■ Exercise description ■
Output every entry exactly, from the first line to the last.

[Collection entries]
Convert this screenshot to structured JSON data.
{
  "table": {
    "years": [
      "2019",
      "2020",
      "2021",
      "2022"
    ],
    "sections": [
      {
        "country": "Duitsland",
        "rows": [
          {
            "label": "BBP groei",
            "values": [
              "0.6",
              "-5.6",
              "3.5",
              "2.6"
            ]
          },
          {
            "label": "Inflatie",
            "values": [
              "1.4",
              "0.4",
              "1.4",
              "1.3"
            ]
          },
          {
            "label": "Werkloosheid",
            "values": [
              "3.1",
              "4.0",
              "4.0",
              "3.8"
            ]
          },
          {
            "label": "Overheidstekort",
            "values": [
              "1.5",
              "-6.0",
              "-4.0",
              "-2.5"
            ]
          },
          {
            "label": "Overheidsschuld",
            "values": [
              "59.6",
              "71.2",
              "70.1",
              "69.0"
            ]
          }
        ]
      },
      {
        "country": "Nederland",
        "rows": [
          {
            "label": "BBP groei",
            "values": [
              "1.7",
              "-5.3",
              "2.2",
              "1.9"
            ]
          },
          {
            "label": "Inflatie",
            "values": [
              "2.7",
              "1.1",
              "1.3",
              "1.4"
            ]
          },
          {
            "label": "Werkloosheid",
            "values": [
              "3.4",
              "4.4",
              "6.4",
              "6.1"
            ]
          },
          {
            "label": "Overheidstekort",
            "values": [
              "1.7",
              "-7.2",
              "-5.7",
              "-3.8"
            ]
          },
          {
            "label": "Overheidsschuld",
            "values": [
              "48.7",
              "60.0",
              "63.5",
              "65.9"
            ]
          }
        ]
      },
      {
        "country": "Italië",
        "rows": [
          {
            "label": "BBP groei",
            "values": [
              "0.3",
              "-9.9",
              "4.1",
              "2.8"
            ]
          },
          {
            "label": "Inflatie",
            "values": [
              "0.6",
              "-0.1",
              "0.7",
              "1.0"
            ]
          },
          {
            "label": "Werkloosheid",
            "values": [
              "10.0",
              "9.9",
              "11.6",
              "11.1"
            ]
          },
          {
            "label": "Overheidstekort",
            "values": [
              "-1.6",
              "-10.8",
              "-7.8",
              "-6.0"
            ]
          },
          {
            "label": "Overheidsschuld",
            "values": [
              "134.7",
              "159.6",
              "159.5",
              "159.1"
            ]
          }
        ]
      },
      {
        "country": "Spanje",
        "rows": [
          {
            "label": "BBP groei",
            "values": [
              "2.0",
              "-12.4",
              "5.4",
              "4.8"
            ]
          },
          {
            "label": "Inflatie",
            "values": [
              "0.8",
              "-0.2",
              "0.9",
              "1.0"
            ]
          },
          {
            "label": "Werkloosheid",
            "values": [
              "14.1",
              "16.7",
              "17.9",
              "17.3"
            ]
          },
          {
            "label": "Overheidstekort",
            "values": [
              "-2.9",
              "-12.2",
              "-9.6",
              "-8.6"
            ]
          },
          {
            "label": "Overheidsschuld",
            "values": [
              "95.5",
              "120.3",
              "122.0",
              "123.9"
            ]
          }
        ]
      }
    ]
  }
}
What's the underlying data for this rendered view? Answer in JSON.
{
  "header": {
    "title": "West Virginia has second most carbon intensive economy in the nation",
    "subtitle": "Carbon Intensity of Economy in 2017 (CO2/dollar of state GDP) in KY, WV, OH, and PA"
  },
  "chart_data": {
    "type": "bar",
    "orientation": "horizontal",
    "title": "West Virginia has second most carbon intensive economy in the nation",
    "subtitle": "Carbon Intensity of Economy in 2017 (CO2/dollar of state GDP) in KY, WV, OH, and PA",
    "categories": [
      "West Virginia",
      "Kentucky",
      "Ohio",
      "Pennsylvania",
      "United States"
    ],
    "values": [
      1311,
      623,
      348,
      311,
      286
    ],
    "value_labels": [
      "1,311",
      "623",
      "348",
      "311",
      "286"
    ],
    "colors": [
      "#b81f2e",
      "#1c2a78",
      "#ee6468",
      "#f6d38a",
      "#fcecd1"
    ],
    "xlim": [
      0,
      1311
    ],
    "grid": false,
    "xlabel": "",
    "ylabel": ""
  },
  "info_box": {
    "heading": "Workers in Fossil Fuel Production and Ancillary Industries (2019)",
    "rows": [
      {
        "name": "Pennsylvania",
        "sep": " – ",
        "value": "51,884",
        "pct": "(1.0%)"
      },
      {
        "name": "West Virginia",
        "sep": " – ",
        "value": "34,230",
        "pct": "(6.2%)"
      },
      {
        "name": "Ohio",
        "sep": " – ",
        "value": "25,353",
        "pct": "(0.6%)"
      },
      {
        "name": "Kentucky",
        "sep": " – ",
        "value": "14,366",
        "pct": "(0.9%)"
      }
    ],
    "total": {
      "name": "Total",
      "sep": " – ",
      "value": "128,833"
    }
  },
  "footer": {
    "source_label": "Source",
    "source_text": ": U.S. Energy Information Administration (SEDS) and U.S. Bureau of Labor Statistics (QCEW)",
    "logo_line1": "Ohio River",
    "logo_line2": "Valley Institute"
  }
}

■ Answer to the task ■
Convert this screenshot to structured JSON data.
{
  "table": {
    "years": [
      "2019",
      "2020",
      "2021",
      "2022"
    ],
    "sections": [
      {
        "country": "Duitsland",
        "rows": [
          {
            "label": "BBP groei",
            "values": [
              "0.6",
              "-5.6",
              "3.5",
              "2.6"
            ]
          },
          {
            "label": "Inflatie",
            "values": [
              "1.4",
              "0.4",
              "1.4",
              "1.3"
            ]
          },
          {
            "label": "Werkloosheid",
            "values": [
              "3.1",
              "4.0",
              "4.0",
              "3.8"
            ]
          },
          {
            "label": "Overheidstekort",
            "values": [
              "1.5",
              "-6.0",
              "-4.0",
              "-2.5"
            ]
          },
          {
            "label": "Overheidsschuld",
            "values": [
              "59.6",
              "71.2",
              "70.1",
              "69.0"
            ]
          }
        ]
      },
      {
        "country": "Nederland",
        "rows": [
          {
            "label": "BBP groei",
            "values": [
              "1.7",
              "-5.3",
              "2.2",
              "1.9"
            ]
          },
          {
            "label": "Inflatie",
            "values": [
              "2.7",
              "1.1",
              "1.3",
              "1.4"
            ]
          },
          {
            "label": "Werkloosheid",
            "values": [
              "3.4",
              "4.4",
              "6.4",
              "6.1"
            ]
          },
          {
            "label": "Overheidstekort",
            "values": [
              "1.7",
              "-7.2",
              "-5.7",
              "-3.8"
            ]
          },
          {
            "label": "Overheidsschuld",
            "values": [
              "48.7",
              "60.0",
              "63.5",
              "65.9"
            ]
          }
        ]
      },
      {
        "country": "Italië",
        "rows": [
          {
            "label": "BBP groei",
            "values": [
              "0.3",
              "-9.9",
              "4.1",
              "2.8"
            ]
          },
          {
            "label": "Inflatie",
            "values": [
              "0.6",
              "-0.1",
              "0.7",
              "1.0"
            ]
          },
          {
            "label": "Werkloosheid",
            "values": [
              "10.0",
              "9.9",
              "11.6",
              "11.1"
            ]
          },
          {
            "label": "Overheidstekort",
            "values": [
              "-1.6",
              "-10.8",
              "-7.8",
              "-6.0"
            ]
          },
          {
            "label": "Overheidsschuld",
            "values": [
              "134.7",
              "159.6",
              "159.5",
              "159.1"
            ]
          }
        ]
      },
      {
        "country": "Spanje",
        "rows": [
          {
            "label": "BBP groei",
            "values": [
              "2.0",
              "-12.4",
              "5.4",
              "4.8"
            ]
          },
          {
            "label": "Inflatie",
            "values": [
              "0.8",
              "-0.2",
              "0.9",
              "1.0"
            ]
          },
          {
            "label": "Werkloosheid",
            "values": [
              "14.1",
              "16.7",
              "17.9",
              "17.3"
            ]
          },
          {
            "label": "Overheidstekort",
            "values": [
              "-2.9",
              "-12.2",
              "-9.6",
              "-8.6"
            ]
          },
          {
            "label": "Overheidsschuld",
            "values": [
              "95.5",
              "120.3",
              "122.0",
              "123.9"
            ]
          }
        ]
      }
    ]
  }
}
What's the underlying data for this rendered view? Answer in JSON.
{
  "header": {
    "title": "West Virginia has second most carbon intensive economy in the nation",
    "subtitle": "Carbon Intensity of Economy in 2017 (CO2/dollar of state GDP) in KY, WV, OH, and PA"
  },
  "chart_data": {
    "type": "bar",
    "orientation": "horizontal",
    "title": "West Virginia has second most carbon intensive economy in the nation",
    "subtitle": "Carbon Intensity of Economy in 2017 (CO2/dollar of state GDP) in KY, WV, OH, and PA",
    "categories": [
      "West Virginia",
      "Kentucky",
      "Ohio",
      "Pennsylvania",
      "United States"
    ],
    "values": [
      1311,
      623,
      348,
      311,
      286
    ],
    "value_labels": [
      "1,311",
      "623",
      "348",
      "311",
      "286"
    ],
    "colors": [
      "#b81f2e",
      "#1c2a78",
      "#ee6468",
      "#f6d38a",
      "#fcecd1"
    ],
    "xlim": [
      0,
      1311
    ],
    "grid": false,
    "xlabel": "",
    "ylabel": ""
  },
  "info_box": {
    "heading": "Workers in Fossil Fuel Production and Ancillary Industries (2019)",
    "rows": [
      {
        "name": "Pennsylvania",
        "sep": " – ",
        "value": "51,884",
        "pct": "(1.0%)"
      },
      {
        "name": "West Virginia",
        "sep": " – ",
        "value": "34,230",
        "pct": "(6.2%)"
      },
      {
        "name": "Ohio",
        "sep": " – ",
        "value": "25,353",
        "pct": "(0.6%)"
      },
      {
        "name": "Kentucky",
        "sep": " – ",
        "value": "14,366",
        "pct": "(0.9%)"
      }
    ],
    "total": {
      "name": "Total",
      "sep": " – ",
      "value": "128,833"
    }
  },
  "footer": {
    "source_label": "Source",
    "source_text": ": U.S. Energy Information Administration (SEDS) and U.S. Bureau of Labor Statistics (QCEW)",
    "logo_line1": "Ohio River",
    "logo_line2": "Valley Institute"
  }
}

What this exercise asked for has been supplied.